*WHAT YOU ARE ASKED TO DO*
The answer must be every line of the records below that contains the word "mass", copied out.

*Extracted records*
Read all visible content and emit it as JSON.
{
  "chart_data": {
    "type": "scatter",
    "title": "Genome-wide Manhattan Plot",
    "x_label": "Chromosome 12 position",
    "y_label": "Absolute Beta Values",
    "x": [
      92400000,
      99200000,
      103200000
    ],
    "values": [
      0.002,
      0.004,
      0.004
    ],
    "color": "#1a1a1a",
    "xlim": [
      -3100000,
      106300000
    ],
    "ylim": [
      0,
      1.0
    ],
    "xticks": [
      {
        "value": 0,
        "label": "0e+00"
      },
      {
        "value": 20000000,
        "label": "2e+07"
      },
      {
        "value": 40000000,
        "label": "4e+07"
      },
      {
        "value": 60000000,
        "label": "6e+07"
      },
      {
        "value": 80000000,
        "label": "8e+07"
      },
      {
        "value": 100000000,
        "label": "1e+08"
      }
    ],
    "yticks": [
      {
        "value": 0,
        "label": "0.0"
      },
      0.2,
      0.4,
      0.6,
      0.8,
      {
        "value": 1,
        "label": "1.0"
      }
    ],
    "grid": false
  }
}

==

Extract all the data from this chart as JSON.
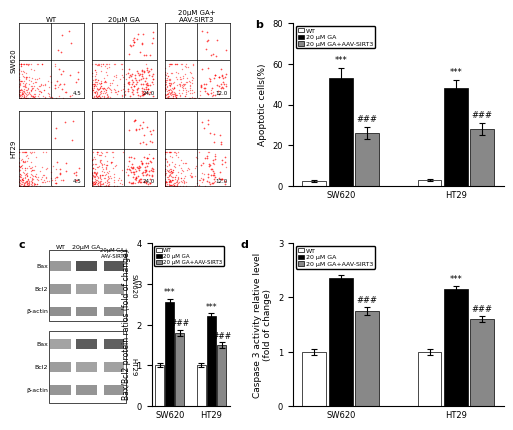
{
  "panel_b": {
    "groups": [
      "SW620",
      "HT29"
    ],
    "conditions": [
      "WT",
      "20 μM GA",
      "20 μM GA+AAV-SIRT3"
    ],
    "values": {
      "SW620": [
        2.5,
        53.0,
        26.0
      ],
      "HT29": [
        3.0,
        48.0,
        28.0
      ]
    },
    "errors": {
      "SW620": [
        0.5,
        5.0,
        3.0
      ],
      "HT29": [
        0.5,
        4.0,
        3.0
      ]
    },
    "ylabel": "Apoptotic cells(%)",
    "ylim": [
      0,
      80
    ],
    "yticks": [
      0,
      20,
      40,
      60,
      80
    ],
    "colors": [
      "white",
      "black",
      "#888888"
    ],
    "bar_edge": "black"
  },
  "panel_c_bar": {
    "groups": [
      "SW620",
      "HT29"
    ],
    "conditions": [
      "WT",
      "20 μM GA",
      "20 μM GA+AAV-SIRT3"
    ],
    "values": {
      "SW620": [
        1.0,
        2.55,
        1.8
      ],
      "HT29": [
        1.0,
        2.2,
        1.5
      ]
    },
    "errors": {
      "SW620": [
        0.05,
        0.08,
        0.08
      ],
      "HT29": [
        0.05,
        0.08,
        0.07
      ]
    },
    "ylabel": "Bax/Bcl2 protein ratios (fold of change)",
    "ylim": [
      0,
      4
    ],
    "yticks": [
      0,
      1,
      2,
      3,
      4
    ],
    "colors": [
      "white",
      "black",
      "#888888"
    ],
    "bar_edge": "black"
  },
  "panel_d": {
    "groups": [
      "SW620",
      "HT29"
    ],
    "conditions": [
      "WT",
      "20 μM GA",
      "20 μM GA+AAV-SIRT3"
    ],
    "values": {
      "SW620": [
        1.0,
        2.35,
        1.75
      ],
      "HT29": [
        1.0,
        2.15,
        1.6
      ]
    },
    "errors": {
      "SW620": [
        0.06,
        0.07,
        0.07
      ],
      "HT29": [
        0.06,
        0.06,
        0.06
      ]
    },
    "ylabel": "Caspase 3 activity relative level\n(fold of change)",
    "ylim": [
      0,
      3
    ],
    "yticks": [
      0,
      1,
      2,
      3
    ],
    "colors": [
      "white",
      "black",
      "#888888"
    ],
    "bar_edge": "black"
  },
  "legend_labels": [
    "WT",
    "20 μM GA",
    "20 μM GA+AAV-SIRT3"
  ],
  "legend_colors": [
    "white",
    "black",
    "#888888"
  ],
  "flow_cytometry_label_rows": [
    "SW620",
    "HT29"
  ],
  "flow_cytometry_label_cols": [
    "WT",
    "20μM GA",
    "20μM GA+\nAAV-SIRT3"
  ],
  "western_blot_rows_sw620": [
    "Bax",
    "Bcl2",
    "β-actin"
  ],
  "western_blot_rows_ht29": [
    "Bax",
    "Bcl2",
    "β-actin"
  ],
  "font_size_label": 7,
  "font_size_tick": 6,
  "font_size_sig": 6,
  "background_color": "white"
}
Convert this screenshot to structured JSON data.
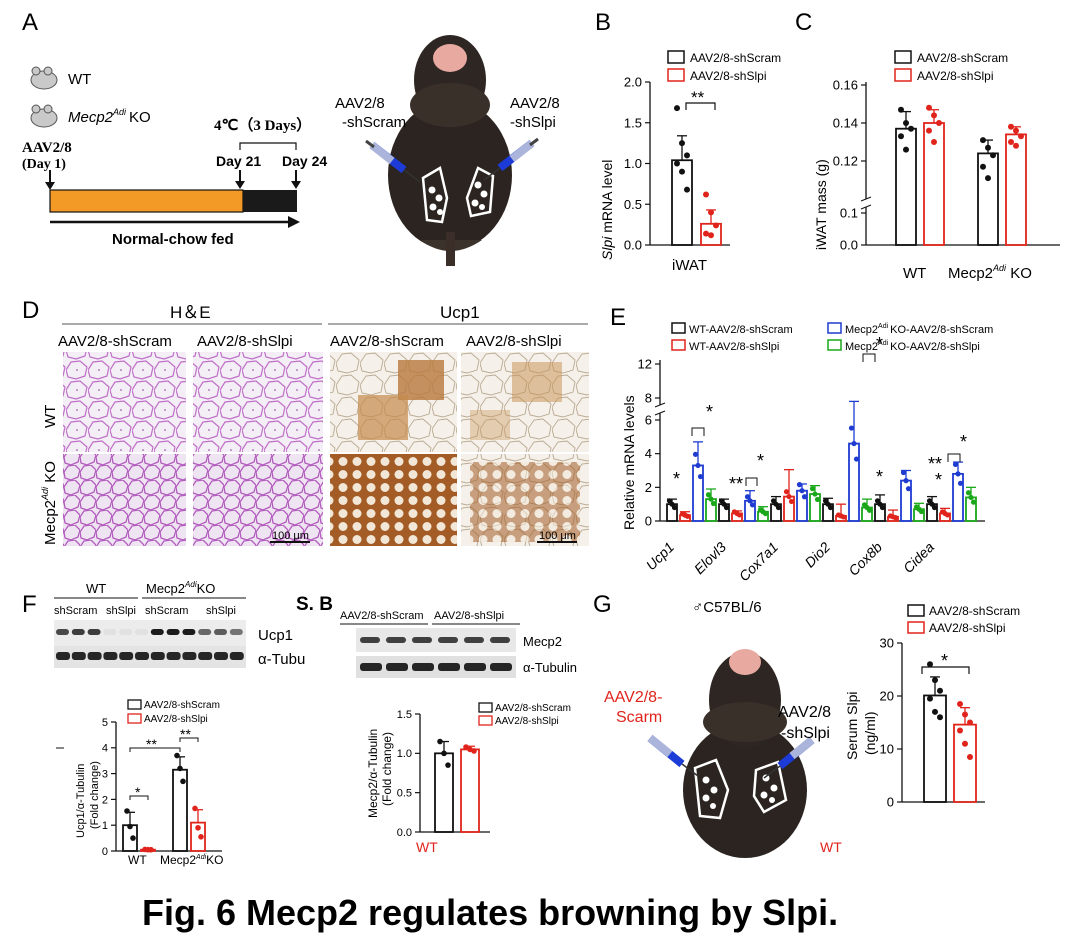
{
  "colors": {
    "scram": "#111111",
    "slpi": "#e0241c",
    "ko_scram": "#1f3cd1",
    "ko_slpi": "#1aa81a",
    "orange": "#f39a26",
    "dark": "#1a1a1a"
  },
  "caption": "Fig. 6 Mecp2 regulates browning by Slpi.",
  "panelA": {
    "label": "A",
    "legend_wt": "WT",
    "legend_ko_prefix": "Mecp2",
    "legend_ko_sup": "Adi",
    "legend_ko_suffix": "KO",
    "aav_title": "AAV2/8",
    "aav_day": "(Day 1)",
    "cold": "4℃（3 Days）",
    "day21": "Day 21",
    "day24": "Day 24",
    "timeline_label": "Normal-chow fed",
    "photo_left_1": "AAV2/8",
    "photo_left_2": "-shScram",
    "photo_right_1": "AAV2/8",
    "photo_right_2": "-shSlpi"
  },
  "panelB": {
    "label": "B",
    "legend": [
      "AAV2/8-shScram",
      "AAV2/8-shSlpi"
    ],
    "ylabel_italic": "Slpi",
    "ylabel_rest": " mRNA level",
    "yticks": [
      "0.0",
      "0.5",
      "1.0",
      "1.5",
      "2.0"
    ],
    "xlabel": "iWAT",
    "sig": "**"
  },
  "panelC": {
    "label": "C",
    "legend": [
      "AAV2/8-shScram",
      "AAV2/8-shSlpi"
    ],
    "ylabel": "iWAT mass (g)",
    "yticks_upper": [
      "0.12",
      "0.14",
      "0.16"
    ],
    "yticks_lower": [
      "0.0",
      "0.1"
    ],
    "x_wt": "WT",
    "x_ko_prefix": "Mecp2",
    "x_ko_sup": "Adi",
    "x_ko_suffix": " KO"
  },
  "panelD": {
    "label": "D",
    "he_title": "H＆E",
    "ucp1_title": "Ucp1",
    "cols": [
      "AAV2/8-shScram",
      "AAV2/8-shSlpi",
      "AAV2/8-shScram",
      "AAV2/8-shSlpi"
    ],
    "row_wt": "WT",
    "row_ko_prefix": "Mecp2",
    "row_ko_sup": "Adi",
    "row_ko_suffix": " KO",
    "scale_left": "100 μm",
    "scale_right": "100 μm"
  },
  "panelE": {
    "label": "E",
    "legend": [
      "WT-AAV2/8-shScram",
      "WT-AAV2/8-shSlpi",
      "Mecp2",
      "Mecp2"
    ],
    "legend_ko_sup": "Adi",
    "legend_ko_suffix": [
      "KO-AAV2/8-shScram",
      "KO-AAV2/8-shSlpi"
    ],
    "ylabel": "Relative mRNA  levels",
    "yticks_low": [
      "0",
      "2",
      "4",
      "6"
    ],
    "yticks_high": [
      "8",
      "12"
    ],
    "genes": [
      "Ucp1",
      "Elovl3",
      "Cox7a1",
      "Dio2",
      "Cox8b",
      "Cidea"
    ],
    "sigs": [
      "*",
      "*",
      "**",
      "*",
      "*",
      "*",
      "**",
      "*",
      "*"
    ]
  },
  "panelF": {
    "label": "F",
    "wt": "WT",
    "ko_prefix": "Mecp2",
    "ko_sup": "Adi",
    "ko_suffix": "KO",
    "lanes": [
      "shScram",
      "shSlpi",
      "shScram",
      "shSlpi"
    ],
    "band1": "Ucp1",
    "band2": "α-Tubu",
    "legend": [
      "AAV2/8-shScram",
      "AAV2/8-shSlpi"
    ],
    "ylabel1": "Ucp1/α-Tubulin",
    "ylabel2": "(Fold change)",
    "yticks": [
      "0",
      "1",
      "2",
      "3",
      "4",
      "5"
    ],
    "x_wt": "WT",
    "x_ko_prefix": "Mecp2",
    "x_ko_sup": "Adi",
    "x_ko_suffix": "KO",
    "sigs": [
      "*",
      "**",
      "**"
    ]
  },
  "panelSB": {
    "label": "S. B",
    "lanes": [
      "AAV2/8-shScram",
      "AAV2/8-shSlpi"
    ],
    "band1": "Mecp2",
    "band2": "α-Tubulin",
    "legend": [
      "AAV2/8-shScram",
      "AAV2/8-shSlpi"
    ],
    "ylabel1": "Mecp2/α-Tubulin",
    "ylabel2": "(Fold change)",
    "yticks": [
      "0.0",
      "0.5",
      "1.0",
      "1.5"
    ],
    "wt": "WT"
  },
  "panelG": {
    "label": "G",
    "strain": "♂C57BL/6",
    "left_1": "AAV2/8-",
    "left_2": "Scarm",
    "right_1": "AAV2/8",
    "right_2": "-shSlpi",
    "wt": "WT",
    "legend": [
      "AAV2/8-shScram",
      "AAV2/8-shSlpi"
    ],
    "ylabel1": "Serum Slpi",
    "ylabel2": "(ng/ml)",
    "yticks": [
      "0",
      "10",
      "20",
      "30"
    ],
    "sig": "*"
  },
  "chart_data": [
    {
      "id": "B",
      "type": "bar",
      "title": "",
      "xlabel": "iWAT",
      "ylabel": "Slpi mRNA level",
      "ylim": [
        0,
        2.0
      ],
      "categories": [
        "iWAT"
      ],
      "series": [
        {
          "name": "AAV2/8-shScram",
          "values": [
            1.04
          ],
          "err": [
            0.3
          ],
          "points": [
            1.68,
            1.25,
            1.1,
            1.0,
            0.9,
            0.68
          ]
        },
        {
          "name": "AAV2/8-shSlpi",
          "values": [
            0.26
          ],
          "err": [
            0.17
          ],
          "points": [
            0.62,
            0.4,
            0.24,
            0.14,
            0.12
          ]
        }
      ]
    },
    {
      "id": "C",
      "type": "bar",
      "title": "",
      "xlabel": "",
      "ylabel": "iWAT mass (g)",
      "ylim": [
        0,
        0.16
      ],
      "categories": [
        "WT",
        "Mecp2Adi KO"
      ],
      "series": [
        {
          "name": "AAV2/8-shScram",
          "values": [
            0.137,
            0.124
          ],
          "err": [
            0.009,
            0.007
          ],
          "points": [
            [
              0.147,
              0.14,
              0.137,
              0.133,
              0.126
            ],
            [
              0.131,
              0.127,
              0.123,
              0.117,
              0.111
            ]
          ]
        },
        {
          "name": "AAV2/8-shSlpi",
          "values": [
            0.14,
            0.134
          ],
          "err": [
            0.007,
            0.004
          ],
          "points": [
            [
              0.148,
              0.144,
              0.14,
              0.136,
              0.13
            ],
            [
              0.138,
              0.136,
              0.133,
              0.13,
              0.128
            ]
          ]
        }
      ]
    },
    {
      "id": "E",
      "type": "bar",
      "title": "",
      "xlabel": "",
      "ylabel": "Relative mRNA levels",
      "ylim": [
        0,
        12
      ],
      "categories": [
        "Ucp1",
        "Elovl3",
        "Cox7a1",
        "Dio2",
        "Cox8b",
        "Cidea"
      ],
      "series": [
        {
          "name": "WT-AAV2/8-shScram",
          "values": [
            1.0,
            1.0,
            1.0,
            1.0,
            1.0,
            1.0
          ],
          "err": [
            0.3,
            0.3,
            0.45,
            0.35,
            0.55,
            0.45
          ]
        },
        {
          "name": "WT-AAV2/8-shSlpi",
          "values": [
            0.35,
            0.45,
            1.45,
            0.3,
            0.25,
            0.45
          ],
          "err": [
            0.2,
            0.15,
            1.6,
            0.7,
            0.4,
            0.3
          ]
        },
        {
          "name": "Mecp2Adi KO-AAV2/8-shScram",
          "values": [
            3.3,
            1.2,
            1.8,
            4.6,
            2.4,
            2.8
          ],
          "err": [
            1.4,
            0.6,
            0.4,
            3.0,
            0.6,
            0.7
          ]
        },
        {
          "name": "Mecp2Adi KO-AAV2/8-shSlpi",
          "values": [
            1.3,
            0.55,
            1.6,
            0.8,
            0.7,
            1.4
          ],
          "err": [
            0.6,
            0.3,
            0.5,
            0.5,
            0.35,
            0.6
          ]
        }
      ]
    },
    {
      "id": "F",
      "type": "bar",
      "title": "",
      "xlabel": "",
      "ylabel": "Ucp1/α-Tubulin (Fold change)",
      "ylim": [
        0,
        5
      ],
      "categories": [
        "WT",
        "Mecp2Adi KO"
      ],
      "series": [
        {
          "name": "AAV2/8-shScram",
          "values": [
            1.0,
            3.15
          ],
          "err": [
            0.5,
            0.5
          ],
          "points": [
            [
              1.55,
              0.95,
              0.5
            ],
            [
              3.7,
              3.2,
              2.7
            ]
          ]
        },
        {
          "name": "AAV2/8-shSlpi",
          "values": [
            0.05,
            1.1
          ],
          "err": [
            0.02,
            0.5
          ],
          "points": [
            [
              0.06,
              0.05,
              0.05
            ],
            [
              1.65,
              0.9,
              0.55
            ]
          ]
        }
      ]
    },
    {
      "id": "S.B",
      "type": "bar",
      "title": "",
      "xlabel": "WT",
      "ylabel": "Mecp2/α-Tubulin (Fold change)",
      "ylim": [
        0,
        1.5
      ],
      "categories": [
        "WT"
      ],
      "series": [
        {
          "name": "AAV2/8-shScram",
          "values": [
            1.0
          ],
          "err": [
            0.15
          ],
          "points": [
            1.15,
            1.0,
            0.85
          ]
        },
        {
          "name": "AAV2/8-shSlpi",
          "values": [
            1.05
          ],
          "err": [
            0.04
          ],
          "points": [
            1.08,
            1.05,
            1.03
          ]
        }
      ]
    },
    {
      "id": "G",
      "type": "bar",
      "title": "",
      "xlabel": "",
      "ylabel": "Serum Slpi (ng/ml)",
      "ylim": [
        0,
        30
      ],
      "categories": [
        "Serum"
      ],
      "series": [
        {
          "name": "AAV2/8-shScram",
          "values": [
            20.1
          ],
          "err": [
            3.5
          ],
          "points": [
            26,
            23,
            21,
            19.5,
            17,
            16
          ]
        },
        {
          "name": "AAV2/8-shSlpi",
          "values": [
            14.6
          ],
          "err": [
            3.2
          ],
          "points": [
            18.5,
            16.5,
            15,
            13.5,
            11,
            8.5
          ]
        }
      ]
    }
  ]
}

*EXPECTED OUTPUT*
    "ylabel": "iWAT mass (g)",
      "ylabel": "iWAT mass (g)",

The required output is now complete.